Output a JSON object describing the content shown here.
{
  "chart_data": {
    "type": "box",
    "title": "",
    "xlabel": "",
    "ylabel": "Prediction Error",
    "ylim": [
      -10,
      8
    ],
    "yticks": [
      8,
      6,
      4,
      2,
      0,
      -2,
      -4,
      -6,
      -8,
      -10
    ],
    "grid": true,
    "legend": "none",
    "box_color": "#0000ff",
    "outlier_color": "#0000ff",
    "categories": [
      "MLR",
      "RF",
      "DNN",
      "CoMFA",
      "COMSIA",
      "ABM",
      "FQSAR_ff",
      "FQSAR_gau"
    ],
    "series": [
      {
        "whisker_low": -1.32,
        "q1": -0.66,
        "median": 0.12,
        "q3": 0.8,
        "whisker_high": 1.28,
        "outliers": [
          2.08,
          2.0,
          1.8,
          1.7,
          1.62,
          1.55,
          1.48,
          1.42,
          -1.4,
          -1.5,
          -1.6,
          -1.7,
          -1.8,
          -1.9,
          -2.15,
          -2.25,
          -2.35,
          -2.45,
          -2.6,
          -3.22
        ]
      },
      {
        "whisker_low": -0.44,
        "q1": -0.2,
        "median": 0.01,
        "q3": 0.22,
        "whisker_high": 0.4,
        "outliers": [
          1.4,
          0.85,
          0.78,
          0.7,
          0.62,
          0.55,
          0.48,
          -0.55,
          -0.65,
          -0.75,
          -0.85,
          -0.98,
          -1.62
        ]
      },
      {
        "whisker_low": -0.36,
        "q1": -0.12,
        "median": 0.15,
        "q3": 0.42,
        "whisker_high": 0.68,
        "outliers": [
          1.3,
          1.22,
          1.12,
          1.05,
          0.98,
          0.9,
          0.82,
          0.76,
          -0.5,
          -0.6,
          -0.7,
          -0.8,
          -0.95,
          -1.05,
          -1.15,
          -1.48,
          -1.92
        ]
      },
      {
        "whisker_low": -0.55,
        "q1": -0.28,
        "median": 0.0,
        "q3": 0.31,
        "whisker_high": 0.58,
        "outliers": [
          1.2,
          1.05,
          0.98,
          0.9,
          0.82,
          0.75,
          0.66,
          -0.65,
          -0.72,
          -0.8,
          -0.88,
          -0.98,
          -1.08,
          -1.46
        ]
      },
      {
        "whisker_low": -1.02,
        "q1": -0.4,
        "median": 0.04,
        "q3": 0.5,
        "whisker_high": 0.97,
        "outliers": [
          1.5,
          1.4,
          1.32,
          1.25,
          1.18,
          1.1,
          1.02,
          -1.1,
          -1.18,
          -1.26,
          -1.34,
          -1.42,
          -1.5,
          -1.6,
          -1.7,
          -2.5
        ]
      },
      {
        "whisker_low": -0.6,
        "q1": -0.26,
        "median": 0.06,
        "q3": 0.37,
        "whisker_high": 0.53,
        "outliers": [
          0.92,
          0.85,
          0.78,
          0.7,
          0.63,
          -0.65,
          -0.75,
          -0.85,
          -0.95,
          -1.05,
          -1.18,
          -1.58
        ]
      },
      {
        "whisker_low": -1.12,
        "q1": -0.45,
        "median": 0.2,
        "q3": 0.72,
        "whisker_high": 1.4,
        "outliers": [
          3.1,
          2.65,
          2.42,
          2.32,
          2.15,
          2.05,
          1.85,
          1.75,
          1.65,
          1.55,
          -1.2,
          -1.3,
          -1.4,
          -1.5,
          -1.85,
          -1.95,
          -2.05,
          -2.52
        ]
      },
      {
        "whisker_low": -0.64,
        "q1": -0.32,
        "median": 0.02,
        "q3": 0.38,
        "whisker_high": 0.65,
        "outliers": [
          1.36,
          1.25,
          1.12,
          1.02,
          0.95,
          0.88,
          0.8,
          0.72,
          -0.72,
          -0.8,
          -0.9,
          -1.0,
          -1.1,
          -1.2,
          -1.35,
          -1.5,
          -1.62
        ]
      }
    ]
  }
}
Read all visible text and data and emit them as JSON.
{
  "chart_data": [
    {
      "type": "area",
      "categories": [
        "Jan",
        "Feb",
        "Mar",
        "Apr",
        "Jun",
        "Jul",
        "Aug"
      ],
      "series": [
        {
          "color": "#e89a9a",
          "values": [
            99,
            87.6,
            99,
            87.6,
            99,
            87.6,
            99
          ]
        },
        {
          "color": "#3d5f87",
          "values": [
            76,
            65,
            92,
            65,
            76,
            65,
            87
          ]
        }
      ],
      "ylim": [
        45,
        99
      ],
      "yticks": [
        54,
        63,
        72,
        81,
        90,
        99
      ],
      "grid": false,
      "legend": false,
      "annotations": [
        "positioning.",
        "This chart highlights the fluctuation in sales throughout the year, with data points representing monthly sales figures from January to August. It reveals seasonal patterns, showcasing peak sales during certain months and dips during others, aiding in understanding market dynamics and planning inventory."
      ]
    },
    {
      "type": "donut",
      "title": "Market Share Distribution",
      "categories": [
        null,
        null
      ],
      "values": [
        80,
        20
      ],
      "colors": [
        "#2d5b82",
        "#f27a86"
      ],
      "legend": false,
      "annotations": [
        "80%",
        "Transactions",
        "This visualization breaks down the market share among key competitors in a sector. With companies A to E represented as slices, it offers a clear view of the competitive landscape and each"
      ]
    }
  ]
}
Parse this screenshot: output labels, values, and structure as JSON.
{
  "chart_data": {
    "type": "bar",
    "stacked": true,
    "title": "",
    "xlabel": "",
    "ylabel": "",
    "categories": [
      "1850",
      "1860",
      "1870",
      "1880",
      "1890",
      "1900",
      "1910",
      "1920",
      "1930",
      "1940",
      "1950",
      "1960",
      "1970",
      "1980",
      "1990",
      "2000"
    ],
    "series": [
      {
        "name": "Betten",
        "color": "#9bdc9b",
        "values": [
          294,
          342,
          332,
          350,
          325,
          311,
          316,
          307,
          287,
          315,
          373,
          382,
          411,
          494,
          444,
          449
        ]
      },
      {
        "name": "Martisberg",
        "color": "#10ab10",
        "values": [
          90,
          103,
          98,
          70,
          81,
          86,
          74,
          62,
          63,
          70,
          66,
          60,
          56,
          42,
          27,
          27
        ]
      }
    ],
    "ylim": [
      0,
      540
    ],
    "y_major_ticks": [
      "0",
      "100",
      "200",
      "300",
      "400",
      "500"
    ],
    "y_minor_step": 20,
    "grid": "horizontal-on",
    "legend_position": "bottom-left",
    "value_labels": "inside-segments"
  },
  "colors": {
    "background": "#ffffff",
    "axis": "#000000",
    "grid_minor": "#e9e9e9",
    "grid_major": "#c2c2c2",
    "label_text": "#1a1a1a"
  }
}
◇ ◇ ◇ ◇ ◇ ◇ ◇
WRITTEN PROBLEM: Return the entries in full, keeping every line exactly as it is.

RESULT:
Output a JSON object describing the content shown here.
{
  "chart_data": {
    "type": "box",
    "title": "",
    "xlabel": "",
    "ylabel": "Prediction Error",
    "ylim": [
      -10,
      8
    ],
    "yticks": [
      8,
      6,
      4,
      2,
      0,
      -2,
      -4,
      -6,
      -8,
      -10
    ],
    "grid": true,
    "legend": "none",
    "box_color": "#0000ff",
    "outlier_color": "#0000ff",
    "categories": [
      "MLR",
      "RF",
      "DNN",
      "CoMFA",
      "COMSIA",
      "ABM",
      "FQSAR_ff",
      "FQSAR_gau"
    ],
    "series": [
      {
        "whisker_low": -1.32,
        "q1": -0.66,
        "median": 0.12,
        "q3": 0.8,
        "whisker_high": 1.28,
        "outliers": [
          2.08,
          2.0,
          1.8,
          1.7,
          1.62,
          1.55,
          1.48,
          1.42,
          -1.4,
          -1.5,
          -1.6,
          -1.7,
          -1.8,
          -1.9,
          -2.15,
          -2.25,
          -2.35,
          -2.45,
          -2.6,
          -3.22
        ]
      },
      {
        "whisker_low": -0.44,
        "q1": -0.2,
        "median": 0.01,
        "q3": 0.22,
        "whisker_high": 0.4,
        "outliers": [
          1.4,
          0.85,
          0.78,
          0.7,
          0.62,
          0.55,
          0.48,
          -0.55,
          -0.65,
          -0.75,
          -0.85,
          -0.98,
          -1.62
        ]
      },
      {
        "whisker_low": -0.36,
        "q1": -0.12,
        "median": 0.15,
        "q3": 0.42,
        "whisker_high": 0.68,
        "outliers": [
          1.3,
          1.22,
          1.12,
          1.05,
          0.98,
          0.9,
          0.82,
          0.76,
          -0.5,
          -0.6,
          -0.7,
          -0.8,
          -0.95,
          -1.05,
          -1.15,
          -1.48,
          -1.92
        ]
      },
      {
        "whisker_low": -0.55,
        "q1": -0.28,
        "median": 0.0,
        "q3": 0.31,
        "whisker_high": 0.58,
        "outliers": [
          1.2,
          1.05,
          0.98,
          0.9,
          0.82,
          0.75,
          0.66,
          -0.65,
          -0.72,
          -0.8,
          -0.88,
          -0.98,
          -1.08,
          -1.46
        ]
      },
      {
        "whisker_low": -1.02,
        "q1": -0.4,
        "median": 0.04,
        "q3": 0.5,
        "whisker_high": 0.97,
        "outliers": [
          1.5,
          1.4,
          1.32,
          1.25,
          1.18,
          1.1,
          1.02,
          -1.1,
          -1.18,
          -1.26,
          -1.34,
          -1.42,
          -1.5,
          -1.6,
          -1.7,
          -2.5
        ]
      },
      {
        "whisker_low": -0.6,
        "q1": -0.26,
        "median": 0.06,
        "q3": 0.37,
        "whisker_high": 0.53,
        "outliers": [
          0.92,
          0.85,
          0.78,
          0.7,
          0.63,
          -0.65,
          -0.75,
          -0.85,
          -0.95,
          -1.05,
          -1.18,
          -1.58
        ]
      },
      {
        "whisker_low": -1.12,
        "q1": -0.45,
        "median": 0.2,
        "q3": 0.72,
        "whisker_high": 1.4,
        "outliers": [
          3.1,
          2.65,
          2.42,
          2.32,
          2.15,
          2.05,
          1.85,
          1.75,
          1.65,
          1.55,
          -1.2,
          -1.3,
          -1.4,
          -1.5,
          -1.85,
          -1.95,
          -2.05,
          -2.52
        ]
      },
      {
        "whisker_low": -0.64,
        "q1": -0.32,
        "median": 0.02,
        "q3": 0.38,
        "whisker_high": 0.65,
        "outliers": [
          1.36,
          1.25,
          1.12,
          1.02,
          0.95,
          0.88,
          0.8,
          0.72,
          -0.72,
          -0.8,
          -0.9,
          -1.0,
          -1.1,
          -1.2,
          -1.35,
          -1.5,
          -1.62
        ]
      }
    ]
  }
}
Read all visible text and data and emit them as JSON.
{
  "chart_data": [
    {
      "type": "area",
      "categories": [
        "Jan",
        "Feb",
        "Mar",
        "Apr",
        "Jun",
        "Jul",
        "Aug"
      ],
      "series": [
        {
          "color": "#e89a9a",
          "values": [
            99,
            87.6,
            99,
            87.6,
            99,
            87.6,
            99
          ]
        },
        {
          "color": "#3d5f87",
          "values": [
            76,
            65,
            92,
            65,
            76,
            65,
            87
          ]
        }
      ],
      "ylim": [
        45,
        99
      ],
      "yticks": [
        54,
        63,
        72,
        81,
        90,
        99
      ],
      "grid": false,
      "legend": false,
      "annotations": [
        "positioning.",
        "This chart highlights the fluctuation in sales throughout the year, with data points representing monthly sales figures from January to August. It reveals seasonal patterns, showcasing peak sales during certain months and dips during others, aiding in understanding market dynamics and planning inventory."
      ]
    },
    {
      "type": "donut",
      "title": "Market Share Distribution",
      "categories": [
        null,
        null
      ],
      "values": [
        80,
        20
      ],
      "colors": [
        "#2d5b82",
        "#f27a86"
      ],
      "legend": false,
      "annotations": [
        "80%",
        "Transactions",
        "This visualization breaks down the market share among key competitors in a sector. With companies A to E represented as slices, it offers a clear view of the competitive landscape and each"
      ]
    }
  ]
}
Parse this screenshot: output labels, values, and structure as JSON.
{
  "chart_data": {
    "type": "bar",
    "stacked": true,
    "title": "",
    "xlabel": "",
    "ylabel": "",
    "categories": [
      "1850",
      "1860",
      "1870",
      "1880",
      "1890",
      "1900",
      "1910",
      "1920",
      "1930",
      "1940",
      "1950",
      "1960",
      "1970",
      "1980",
      "1990",
      "2000"
    ],
    "series": [
      {
        "name": "Betten",
        "color": "#9bdc9b",
        "values": [
          294,
          342,
          332,
          350,
          325,
          311,
          316,
          307,
          287,
          315,
          373,
          382,
          411,
          494,
          444,
          449
        ]
      },
      {
        "name": "Martisberg",
        "color": "#10ab10",
        "values": [
          90,
          103,
          98,
          70,
          81,
          86,
          74,
          62,
          63,
          70,
          66,
          60,
          56,
          42,
          27,
          27
        ]
      }
    ],
    "ylim": [
      0,
      540
    ],
    "y_major_ticks": [
      "0",
      "100",
      "200",
      "300",
      "400",
      "500"
    ],
    "y_minor_step": 20,
    "grid": "horizontal-on",
    "legend_position": "bottom-left",
    "value_labels": "inside-segments"
  },
  "colors": {
    "background": "#ffffff",
    "axis": "#000000",
    "grid_minor": "#e9e9e9",
    "grid_major": "#c2c2c2",
    "label_text": "#1a1a1a"
  }
}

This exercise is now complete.